Tout d’abord, dans bon nombre de cas, l’élu à qui vous écrivez… ne lira pas votre lettre ou mél, même si cela arrive à la bonne adresse. Certes, si vous écrivez à l’adjoint au maire dans une commune de 1000 personnes, pas de souci à avoir, c’est bien le destinataire qui se farcira votre prose. Mais son pouvoir pour réorienter la société française dans son ensemble restera un poil limitée !
Mais si vous écrivez au maire d’une grande ville, à un président de conseil régional ou général, à un ministre, à un député en vue, ou à un autre politique de ce calibre, et si bien sûr l’élu(e) en question n’est pas déjà votre cop(a)in(e) d’enfance, votre bafouille partira directement chez un préposé à la lecture des lettres et méls sur le sujet considéré, voire chez l’assistant(e) du conseiller du sous-chef qui est chargé(e) de faire des réponses type expliquant que vous êtes gentil d’avoir pris le temps d’écrire, et que M. Machin ou Mme Truc a bien pris note de vos suggestions et en fera le meilleur usage (j’ai une pleine collection de réponses de ce type, datant de l’époque où j’ai moi aussi fait l’erreur de penser qu’il fallait écrire aux locataires des ministères et aux présidents de partis).
Quand bien même votre interlocuteur – le conseiller ou le conseiller du conseiller, donc – lit, et comprend, ce que vous écrivez (ce deuxième point n’est jamais acquis sur des sujets qui demandent de longues années d’investigation pour commencer à avoir une vue un peu synthétique), si votre envoi n’est pas assorti d’une demande précise il n’aura aucune suite. Avec des demandes générales (genre arrêtez toute nouvelle route, il n’y aura plus de pétrole pour rouler dessus ; fermez toutes les écoles liées au trafic aérien ; les avions ne pourront plus voler ; arrêtez de délivrer des permis de construire qui font de l’étalement urbain, et du patrimoine qui ne vaudra plus un sou dans 40 ans, etc), vous travaillez au mieux pour dans 10 ans et pour l’information du conseiller du conseiller qui lira la lettre, mais je ne crois pas, sauf erreur de ma part, avoir jamais vu ce genre de démarche produire des résultats très probants.
Si vous voulez voir le résultat d’une action, il faut faire des demandes précises (par exemple « votez contre la baisse des taxes sur l’essence prévue dans la prochaine loi de finances », ou bien « arrêtez la consultation préalable pour construire un aéroport à tel endroit »). C’est à l’appui de ces demandes que vous pouvez mettre un blabla général sur l’évolution du monde, mais ce seul exposé (sur l’évolution du monde) n’a quasiment pas d’effet sur les décisions prises.
Cette situation est normale : s’il vous a fallu des semaines, des mois ou des années pour vous forger une conviction sur l’énergie, comment voulez vous qu’un élu s’en forge une après la seule lecture de votre papier, qui devra être d’autant plus court que vous souhaitez être lu haut dans la hiérarchie, et alors qu’il doit décider sur plein de choses et pas juste sur le sujet sur lequel on lui écrit ? (ce qui réduit évidemment son temps d’acquisition de l’information sur chaque sujet pris isolément).
■ ■ ■
Consigne A -> Listez toutes les lignes des données qui contiennent la chaîne "photo", en tenant compte des majuscules et minuscules.
L'extrait et les lignes n'ont aucun rapport entre eux.

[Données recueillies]
■ ■ ■
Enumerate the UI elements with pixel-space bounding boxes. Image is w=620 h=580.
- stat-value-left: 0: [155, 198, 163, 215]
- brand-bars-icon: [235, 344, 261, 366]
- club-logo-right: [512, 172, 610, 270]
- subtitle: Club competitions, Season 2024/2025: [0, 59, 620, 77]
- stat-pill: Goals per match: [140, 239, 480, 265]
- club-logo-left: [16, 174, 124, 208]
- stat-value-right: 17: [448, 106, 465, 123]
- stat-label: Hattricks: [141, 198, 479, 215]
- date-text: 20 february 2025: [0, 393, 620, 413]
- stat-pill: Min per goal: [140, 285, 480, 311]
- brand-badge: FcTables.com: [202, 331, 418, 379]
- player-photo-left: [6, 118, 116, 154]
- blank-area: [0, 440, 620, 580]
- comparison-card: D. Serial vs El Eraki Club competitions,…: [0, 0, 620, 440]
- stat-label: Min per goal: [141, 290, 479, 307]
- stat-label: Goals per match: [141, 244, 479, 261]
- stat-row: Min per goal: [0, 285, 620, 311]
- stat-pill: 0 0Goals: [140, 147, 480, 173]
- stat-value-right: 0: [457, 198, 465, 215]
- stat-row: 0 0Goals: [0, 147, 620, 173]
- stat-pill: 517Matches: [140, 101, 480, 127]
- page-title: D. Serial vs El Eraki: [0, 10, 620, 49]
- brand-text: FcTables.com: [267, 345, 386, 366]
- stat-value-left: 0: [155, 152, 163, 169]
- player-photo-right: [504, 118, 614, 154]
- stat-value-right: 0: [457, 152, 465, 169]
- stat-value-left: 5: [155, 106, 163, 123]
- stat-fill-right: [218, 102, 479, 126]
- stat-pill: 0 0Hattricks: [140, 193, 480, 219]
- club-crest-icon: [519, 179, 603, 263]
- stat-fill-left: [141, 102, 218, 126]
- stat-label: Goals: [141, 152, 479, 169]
■ ■ ■
Consigne B -> Pour chacune de ces affirmations, dites si l'extrait sur les lettres aux élus la confirme, par oui ou non, en citant à l'identique les mots de l'extrait qui tranchent. (i) Quand on écrit à l'adjoint au maire d'une commune de 1000 personnes, c'est lui-même qui lit la lettre. (ii) Un exposé général sur l'évolution du monde suffit à peser sur les décisions prises. (iii) Plus on veut être lu haut dans la hiérarchie, plus le texte envoyé doit être court.

Réponse A ->
- player-photo-left: [6, 118, 116, 154]
- player-photo-right: [504, 118, 614, 154]

Réponse B ->
(i) Oui : « c’est bien le destinataire qui se farcira votre prose ».
(ii) Non : « ce seul exposé (sur l’évolution du monde) n’a quasiment pas d’effet sur les décisions prises ».
(iii) Oui : « qui devra être d’autant plus court que vous souhaitez être lu haut dans la hiérarchie ».